Write out each entry again. Keep every word exactly as it is.
------ Record excerpts ------
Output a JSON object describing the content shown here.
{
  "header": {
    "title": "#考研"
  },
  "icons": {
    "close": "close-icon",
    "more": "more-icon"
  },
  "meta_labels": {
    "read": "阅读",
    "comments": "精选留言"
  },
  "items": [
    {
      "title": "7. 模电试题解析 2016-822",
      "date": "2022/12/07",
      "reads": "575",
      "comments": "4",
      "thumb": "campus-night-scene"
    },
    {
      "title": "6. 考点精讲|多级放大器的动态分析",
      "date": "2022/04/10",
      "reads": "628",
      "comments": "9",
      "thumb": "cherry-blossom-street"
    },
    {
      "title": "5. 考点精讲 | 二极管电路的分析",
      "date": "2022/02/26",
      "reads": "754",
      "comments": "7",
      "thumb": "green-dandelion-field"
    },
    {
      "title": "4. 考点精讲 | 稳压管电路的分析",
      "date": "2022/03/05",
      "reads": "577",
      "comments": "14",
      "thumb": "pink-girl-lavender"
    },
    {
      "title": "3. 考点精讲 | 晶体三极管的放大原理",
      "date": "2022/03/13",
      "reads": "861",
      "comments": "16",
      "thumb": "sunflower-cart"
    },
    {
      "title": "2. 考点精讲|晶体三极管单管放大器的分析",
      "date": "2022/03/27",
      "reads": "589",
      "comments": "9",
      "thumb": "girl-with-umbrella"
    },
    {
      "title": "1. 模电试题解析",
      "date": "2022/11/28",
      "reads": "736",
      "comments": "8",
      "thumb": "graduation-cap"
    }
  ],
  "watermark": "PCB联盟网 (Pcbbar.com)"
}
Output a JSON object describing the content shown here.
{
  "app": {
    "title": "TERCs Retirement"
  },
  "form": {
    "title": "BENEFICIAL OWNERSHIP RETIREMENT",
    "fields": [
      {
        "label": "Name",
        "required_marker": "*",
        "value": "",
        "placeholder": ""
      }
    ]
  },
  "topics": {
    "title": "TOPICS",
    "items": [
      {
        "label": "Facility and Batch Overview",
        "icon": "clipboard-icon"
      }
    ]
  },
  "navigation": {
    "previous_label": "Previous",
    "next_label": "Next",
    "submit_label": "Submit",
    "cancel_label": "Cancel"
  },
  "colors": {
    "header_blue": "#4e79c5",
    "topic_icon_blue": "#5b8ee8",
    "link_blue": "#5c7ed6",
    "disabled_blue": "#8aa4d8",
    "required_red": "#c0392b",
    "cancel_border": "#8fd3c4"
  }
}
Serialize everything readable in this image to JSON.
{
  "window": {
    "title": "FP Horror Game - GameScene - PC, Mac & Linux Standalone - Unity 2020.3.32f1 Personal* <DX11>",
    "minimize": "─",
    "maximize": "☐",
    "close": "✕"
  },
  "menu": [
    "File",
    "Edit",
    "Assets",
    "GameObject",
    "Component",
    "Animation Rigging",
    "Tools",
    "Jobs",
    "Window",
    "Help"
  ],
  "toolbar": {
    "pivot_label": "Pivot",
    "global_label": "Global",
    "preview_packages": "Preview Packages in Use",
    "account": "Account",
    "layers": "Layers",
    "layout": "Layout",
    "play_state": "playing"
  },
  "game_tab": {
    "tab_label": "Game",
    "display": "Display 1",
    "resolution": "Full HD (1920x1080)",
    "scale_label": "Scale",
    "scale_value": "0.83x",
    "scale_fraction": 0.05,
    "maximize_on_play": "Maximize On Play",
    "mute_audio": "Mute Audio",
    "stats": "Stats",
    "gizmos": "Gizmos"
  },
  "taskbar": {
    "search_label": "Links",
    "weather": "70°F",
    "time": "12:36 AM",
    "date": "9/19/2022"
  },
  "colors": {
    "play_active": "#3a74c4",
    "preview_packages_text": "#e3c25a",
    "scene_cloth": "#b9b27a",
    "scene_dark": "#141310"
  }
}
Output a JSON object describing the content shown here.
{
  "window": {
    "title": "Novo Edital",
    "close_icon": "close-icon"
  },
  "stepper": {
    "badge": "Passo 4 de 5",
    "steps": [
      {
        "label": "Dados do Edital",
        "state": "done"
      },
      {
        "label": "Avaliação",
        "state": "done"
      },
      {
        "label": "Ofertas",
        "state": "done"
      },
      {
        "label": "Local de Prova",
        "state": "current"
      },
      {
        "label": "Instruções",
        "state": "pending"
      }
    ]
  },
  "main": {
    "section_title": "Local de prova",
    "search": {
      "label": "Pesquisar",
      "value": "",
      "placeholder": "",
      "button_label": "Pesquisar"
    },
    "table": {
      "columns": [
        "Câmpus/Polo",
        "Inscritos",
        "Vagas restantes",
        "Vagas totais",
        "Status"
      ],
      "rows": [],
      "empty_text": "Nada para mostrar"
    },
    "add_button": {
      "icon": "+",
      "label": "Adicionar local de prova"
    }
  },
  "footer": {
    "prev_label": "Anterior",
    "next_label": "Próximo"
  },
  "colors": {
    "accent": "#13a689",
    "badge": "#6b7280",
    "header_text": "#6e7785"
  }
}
------
▶ Response:
Output a JSON object describing the content shown here.
{
  "header": {
    "title": "#考研"
  },
  "icons": {
    "close": "close-icon",
    "more": "more-icon"
  },
  "meta_labels": {
    "read": "阅读",
    "comments": "精选留言"
  },
  "items": [
    {
      "title": "7. 模电试题解析 2016-822",
      "date": "2022/12/07",
      "reads": "575",
      "comments": "4",
      "thumb": "campus-night-scene"
    },
    {
      "title": "6. 考点精讲|多级放大器的动态分析",
      "date": "2022/04/10",
      "reads": "628",
      "comments": "9",
      "thumb": "cherry-blossom-street"
    },
    {
      "title": "5. 考点精讲 | 二极管电路的分析",
      "date": "2022/02/26",
      "reads": "754",
      "comments": "7",
      "thumb": "green-dandelion-field"
    },
    {
      "title": "4. 考点精讲 | 稳压管电路的分析",
      "date": "2022/03/05",
      "reads": "577",
      "comments": "14",
      "thumb": "pink-girl-lavender"
    },
    {
      "title": "3. 考点精讲 | 晶体三极管的放大原理",
      "date": "2022/03/13",
      "reads": "861",
      "comments": "16",
      "thumb": "sunflower-cart"
    },
    {
      "title": "2. 考点精讲|晶体三极管单管放大器的分析",
      "date": "2022/03/27",
      "reads": "589",
      "comments": "9",
      "thumb": "girl-with-umbrella"
    },
    {
      "title": "1. 模电试题解析",
      "date": "2022/11/28",
      "reads": "736",
      "comments": "8",
      "thumb": "graduation-cap"
    }
  ],
  "watermark": "PCB联盟网 (Pcbbar.com)"
}
Output a JSON object describing the content shown here.
{
  "app": {
    "title": "TERCs Retirement"
  },
  "form": {
    "title": "BENEFICIAL OWNERSHIP RETIREMENT",
    "fields": [
      {
        "label": "Name",
        "required_marker": "*",
        "value": "",
        "placeholder": ""
      }
    ]
  },
  "topics": {
    "title": "TOPICS",
    "items": [
      {
        "label": "Facility and Batch Overview",
        "icon": "clipboard-icon"
      }
    ]
  },
  "navigation": {
    "previous_label": "Previous",
    "next_label": "Next",
    "submit_label": "Submit",
    "cancel_label": "Cancel"
  },
  "colors": {
    "header_blue": "#4e79c5",
    "topic_icon_blue": "#5b8ee8",
    "link_blue": "#5c7ed6",
    "disabled_blue": "#8aa4d8",
    "required_red": "#c0392b",
    "cancel_border": "#8fd3c4"
  }
}
Serialize everything readable in this image to JSON.
{
  "window": {
    "title": "FP Horror Game - GameScene - PC, Mac & Linux Standalone - Unity 2020.3.32f1 Personal* <DX11>",
    "minimize": "─",
    "maximize": "☐",
    "close": "✕"
  },
  "menu": [
    "File",
    "Edit",
    "Assets",
    "GameObject",
    "Component",
    "Animation Rigging",
    "Tools",
    "Jobs",
    "Window",
    "Help"
  ],
  "toolbar": {
    "pivot_label": "Pivot",
    "global_label": "Global",
    "preview_packages": "Preview Packages in Use",
    "account": "Account",
    "layers": "Layers",
    "layout": "Layout",
    "play_state": "playing"
  },
  "game_tab": {
    "tab_label": "Game",
    "display": "Display 1",
    "resolution": "Full HD (1920x1080)",
    "scale_label": "Scale",
    "scale_value": "0.83x",
    "scale_fraction": 0.05,
    "maximize_on_play": "Maximize On Play",
    "mute_audio": "Mute Audio",
    "stats": "Stats",
    "gizmos": "Gizmos"
  },
  "taskbar": {
    "search_label": "Links",
    "weather": "70°F",
    "time": "12:36 AM",
    "date": "9/19/2022"
  },
  "colors": {
    "play_active": "#3a74c4",
    "preview_packages_text": "#e3c25a",
    "scene_cloth": "#b9b27a",
    "scene_dark": "#141310"
  }
}
Output a JSON object describing the content shown here.
{
  "window": {
    "title": "Novo Edital",
    "close_icon": "close-icon"
  },
  "stepper": {
    "badge": "Passo 4 de 5",
    "steps": [
      {
        "label": "Dados do Edital",
        "state": "done"
      },
      {
        "label": "Avaliação",
        "state": "done"
      },
      {
        "label": "Ofertas",
        "state": "done"
      },
      {
        "label": "Local de Prova",
        "state": "current"
      },
      {
        "label": "Instruções",
        "state": "pending"
      }
    ]
  },
  "main": {
    "section_title": "Local de prova",
    "search": {
      "label": "Pesquisar",
      "value": "",
      "placeholder": "",
      "button_label": "Pesquisar"
    },
    "table": {
      "columns": [
        "Câmpus/Polo",
        "Inscritos",
        "Vagas restantes",
        "Vagas totais",
        "Status"
      ],
      "rows": [],
      "empty_text": "Nada para mostrar"
    },
    "add_button": {
      "icon": "+",
      "label": "Adicionar local de prova"
    }
  },
  "footer": {
    "prev_label": "Anterior",
    "next_label": "Próximo"
  },
  "colors": {
    "accent": "#13a689",
    "badge": "#6b7280",
    "header_text": "#6e7785"
  }
}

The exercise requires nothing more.